> [Source text]
######

Even when the user moved the face while gazing at the display 12, the angle range in which the user moved the face partially overlaps with the range of the predetermined angle 52. Thus, images required for registration or authentication of a face ID is quickly acquired. By encouraging the user to move the face through the video, it becomes possible to capture multiple face images each having a different face orientation in a short time, and the time required for registration of face data is reduced. Note that in the multiple face images each having a different face orientation, the face orientations are all different.

The camera 11 is installed in front of the seat in the vehicle. The direction in which the face orientation is changed includes any one of up, down, left, and right directions, or a combination of up, down, left, and right directions (see FIG. 4). The camera 11 and the display 12 are installed so as to be arranged in the vehicle width direction or in the vehicle height direction (see FIG. 2). When the user is sitting in the driver's seat, the camera 11 can capture images of the user from the front.

While the video is displayed on the display 12, the controller 20 may notify the user to change the face orientation at the same speed as the human face-imitating image changes its face orientation. As a notification method, there is a notification using text information or a notification using voice. As the notification using text information, the controller 20 may display the text “Please change your face orientation at the same speed as in the video” on the display 12. As the notification using voice, the controller 20 may provide, through the speaker 13, the voice notification “Please change your face orientation at the same speed as in the video”. This prevents the user from moving too quickly or too slowly.

######

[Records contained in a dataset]
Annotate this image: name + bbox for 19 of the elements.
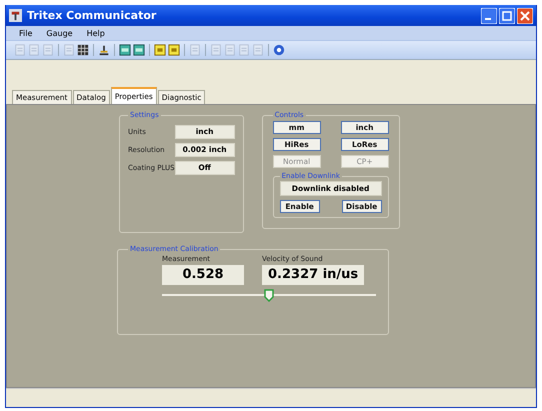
slider-thumb[interactable] bbox=[264, 289, 274, 302]
panel-icon[interactable] bbox=[133, 44, 145, 56]
menu-item[interactable]: Help bbox=[82, 28, 110, 38]
antenna-icon[interactable] bbox=[98, 44, 110, 56]
menu-item[interactable]: Gauge bbox=[41, 28, 78, 38]
panel-icon[interactable] bbox=[119, 44, 131, 56]
window-title: Tritex Communicator bbox=[27, 9, 156, 22]
maximize-icon[interactable] bbox=[499, 8, 515, 24]
grid-icon[interactable] bbox=[77, 44, 89, 56]
measurement-value: 0.528 bbox=[162, 265, 244, 285]
close-icon[interactable] bbox=[517, 8, 533, 24]
menu-item[interactable]: File bbox=[14, 28, 38, 38]
velocity-value: 0.2327 in/us bbox=[262, 265, 364, 285]
minimize-icon[interactable] bbox=[481, 8, 497, 24]
panel-icon[interactable] bbox=[154, 44, 166, 56]
calibration-slider[interactable] bbox=[162, 289, 376, 303]
help-icon[interactable] bbox=[273, 44, 285, 56]
app-icon bbox=[9, 9, 22, 22]
panel-icon[interactable] bbox=[168, 44, 180, 56]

######

> [Your tasks]
(1) List each system component that the face registration text identifies by a reference number.
(2) Translate this sentence from the face registration text into French: "When the user is sitting in the driver's seat, the camera 11 can capture images of the user from the front."
(3) Return the portion of the face registration text from "Even when the" up to and including "are all different.", copied word for word.

> [Results of the exercise]
(1) camera 11, display 12, speaker 13, controller 20

(2) Lorsque l'utilisateur est assis sur le siège du conducteur, la caméra 11 peut capturer des images de l'utilisateur de face.

(3)
Even when the user moved the face while gazing at the display 12, the angle range in which the user moved the face partially overlaps with the range of the predetermined angle 52. Thus, images required for registration or authentication of a face ID is quickly acquired. By encouraging the user to move the face through the video, it becomes possible to capture multiple face images each having a different face orientation in a short time, and the time required for registration of face data is reduced. Note that in the multiple face images each having a different face orientation, the face orientations are all different.